§ **Directions for this task**
From the entries below, gather each line containing the word "JSON".

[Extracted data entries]
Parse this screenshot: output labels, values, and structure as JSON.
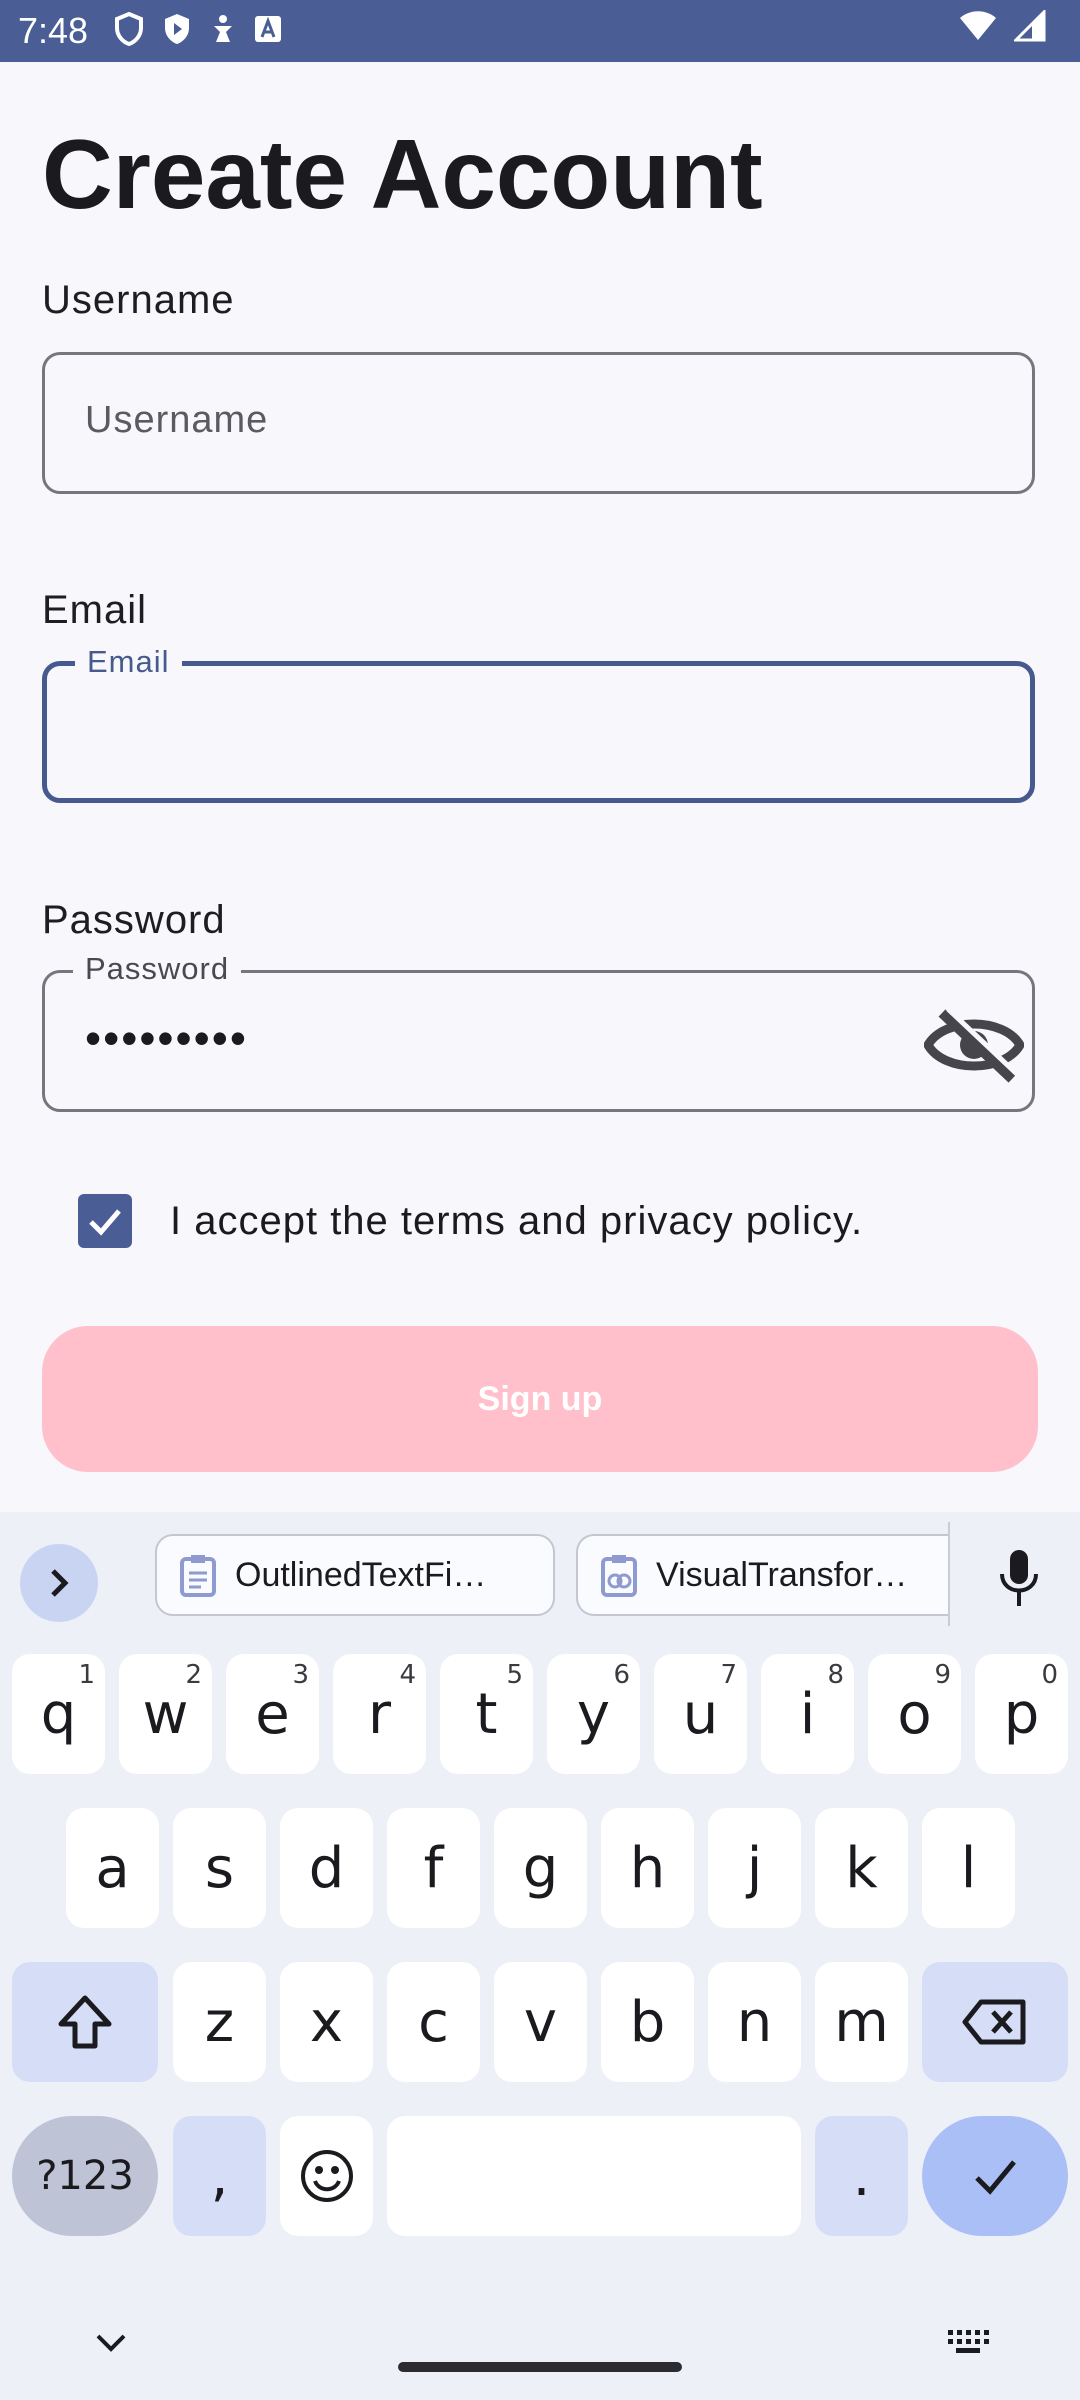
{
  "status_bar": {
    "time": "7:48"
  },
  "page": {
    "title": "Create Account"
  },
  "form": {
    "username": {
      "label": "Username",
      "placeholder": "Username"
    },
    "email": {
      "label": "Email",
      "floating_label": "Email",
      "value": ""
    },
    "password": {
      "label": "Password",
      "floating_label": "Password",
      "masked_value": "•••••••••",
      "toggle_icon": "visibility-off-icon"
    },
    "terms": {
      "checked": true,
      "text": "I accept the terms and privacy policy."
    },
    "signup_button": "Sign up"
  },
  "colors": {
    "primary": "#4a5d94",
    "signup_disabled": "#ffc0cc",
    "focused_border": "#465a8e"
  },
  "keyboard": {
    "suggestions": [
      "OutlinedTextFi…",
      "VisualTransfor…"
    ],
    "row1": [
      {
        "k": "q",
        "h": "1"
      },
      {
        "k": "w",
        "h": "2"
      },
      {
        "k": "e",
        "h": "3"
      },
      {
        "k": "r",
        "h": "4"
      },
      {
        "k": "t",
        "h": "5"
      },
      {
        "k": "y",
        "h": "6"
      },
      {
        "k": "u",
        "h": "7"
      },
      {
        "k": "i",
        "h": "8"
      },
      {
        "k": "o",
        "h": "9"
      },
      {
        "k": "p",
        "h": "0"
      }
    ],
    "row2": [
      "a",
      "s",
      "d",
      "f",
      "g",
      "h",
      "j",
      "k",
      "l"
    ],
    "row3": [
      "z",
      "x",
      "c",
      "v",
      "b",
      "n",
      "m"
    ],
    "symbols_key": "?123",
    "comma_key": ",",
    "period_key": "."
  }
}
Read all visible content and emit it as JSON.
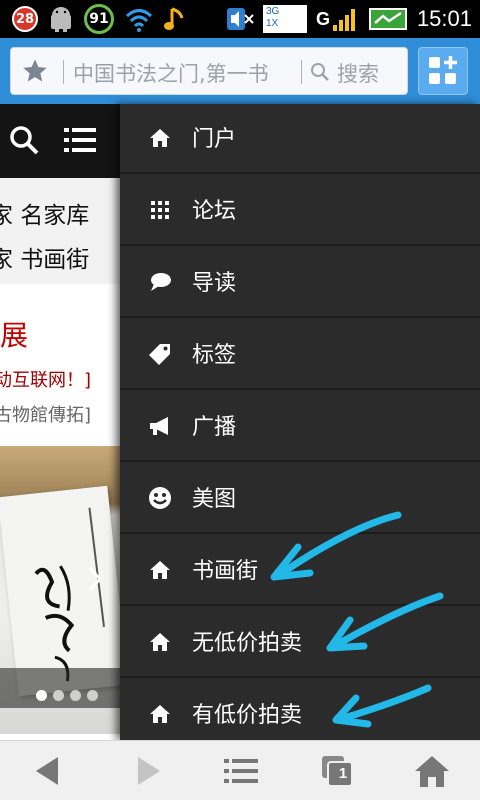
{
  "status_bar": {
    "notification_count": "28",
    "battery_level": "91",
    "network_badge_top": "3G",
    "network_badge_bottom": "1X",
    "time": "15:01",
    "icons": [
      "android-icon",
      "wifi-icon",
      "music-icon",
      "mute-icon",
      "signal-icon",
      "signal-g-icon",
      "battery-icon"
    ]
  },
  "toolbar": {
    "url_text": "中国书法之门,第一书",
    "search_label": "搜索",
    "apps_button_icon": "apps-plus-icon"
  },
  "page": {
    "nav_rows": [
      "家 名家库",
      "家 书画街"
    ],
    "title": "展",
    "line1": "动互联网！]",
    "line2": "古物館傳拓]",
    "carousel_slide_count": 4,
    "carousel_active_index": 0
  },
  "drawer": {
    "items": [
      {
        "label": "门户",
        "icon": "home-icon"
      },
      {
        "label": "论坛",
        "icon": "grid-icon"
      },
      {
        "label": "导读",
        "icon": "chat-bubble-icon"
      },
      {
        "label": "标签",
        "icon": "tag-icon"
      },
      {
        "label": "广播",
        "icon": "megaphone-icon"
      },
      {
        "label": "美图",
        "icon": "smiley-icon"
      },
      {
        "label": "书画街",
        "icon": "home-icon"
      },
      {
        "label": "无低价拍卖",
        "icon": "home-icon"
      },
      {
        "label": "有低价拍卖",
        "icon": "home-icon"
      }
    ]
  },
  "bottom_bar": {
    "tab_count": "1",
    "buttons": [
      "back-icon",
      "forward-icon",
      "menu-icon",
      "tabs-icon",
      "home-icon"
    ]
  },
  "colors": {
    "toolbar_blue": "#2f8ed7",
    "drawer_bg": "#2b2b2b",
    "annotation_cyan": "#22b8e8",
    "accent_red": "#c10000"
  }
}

§ **Result of the task**
Parse this screenshot: output labels, values, and structure as JSON.
Read all visible content and emit it as JSON.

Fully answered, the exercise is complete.